## The request
Which lines in the records below contain the word "ylabel"? Copy each one out.

· · · · · · ·

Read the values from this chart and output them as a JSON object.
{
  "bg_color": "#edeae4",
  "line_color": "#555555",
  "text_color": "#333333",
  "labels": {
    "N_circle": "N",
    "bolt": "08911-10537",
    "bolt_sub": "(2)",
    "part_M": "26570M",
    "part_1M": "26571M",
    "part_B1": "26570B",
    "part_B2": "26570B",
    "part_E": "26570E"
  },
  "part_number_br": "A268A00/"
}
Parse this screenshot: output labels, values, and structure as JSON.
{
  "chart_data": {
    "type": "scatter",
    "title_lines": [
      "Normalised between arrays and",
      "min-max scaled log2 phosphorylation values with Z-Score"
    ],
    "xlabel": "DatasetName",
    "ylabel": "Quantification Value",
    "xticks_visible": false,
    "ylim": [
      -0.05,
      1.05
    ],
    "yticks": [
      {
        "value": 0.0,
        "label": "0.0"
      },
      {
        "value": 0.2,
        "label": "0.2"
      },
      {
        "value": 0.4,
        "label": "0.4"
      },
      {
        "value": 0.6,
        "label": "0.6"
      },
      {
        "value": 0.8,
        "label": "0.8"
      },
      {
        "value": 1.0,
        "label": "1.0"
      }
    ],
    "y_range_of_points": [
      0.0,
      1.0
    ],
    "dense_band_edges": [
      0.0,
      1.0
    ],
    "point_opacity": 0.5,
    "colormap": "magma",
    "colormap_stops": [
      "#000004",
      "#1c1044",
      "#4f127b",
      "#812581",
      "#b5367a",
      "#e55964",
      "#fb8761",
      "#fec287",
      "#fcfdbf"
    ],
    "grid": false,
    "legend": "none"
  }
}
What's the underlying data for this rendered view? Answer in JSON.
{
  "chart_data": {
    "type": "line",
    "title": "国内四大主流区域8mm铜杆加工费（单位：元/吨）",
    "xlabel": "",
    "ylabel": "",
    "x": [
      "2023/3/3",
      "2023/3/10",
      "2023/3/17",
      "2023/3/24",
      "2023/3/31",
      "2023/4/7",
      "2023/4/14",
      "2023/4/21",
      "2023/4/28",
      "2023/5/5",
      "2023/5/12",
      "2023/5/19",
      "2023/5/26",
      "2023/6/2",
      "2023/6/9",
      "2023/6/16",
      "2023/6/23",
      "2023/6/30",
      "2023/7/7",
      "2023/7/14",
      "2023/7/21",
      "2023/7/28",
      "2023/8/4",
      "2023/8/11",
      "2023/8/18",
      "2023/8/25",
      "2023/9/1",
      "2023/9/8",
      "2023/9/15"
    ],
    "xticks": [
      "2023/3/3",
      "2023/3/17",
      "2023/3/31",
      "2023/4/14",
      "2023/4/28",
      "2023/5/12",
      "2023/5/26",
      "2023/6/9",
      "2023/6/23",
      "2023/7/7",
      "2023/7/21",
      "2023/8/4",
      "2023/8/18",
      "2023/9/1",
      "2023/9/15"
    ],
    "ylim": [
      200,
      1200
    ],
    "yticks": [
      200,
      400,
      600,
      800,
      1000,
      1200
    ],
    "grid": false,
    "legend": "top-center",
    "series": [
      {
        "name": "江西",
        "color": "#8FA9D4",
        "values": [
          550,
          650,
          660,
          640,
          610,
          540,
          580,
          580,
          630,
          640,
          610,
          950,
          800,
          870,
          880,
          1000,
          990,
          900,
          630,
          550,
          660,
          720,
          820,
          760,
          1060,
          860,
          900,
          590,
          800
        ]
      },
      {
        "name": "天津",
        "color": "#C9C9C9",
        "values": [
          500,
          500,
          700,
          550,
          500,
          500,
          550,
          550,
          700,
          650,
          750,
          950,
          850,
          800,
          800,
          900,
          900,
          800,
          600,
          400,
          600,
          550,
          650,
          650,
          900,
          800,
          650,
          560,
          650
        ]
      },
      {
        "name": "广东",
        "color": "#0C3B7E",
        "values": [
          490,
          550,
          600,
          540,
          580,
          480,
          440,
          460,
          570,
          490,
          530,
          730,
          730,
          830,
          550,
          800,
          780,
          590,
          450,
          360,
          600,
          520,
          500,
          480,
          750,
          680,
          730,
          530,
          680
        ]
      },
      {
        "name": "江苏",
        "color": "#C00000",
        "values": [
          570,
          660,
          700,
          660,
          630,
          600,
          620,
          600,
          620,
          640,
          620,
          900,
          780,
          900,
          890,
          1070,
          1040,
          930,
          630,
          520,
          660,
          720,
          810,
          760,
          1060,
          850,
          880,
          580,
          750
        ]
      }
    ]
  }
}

· · · · · · ·

## Output for this exercise
    "ylabel": "Quantification Value",
    "ylabel": "",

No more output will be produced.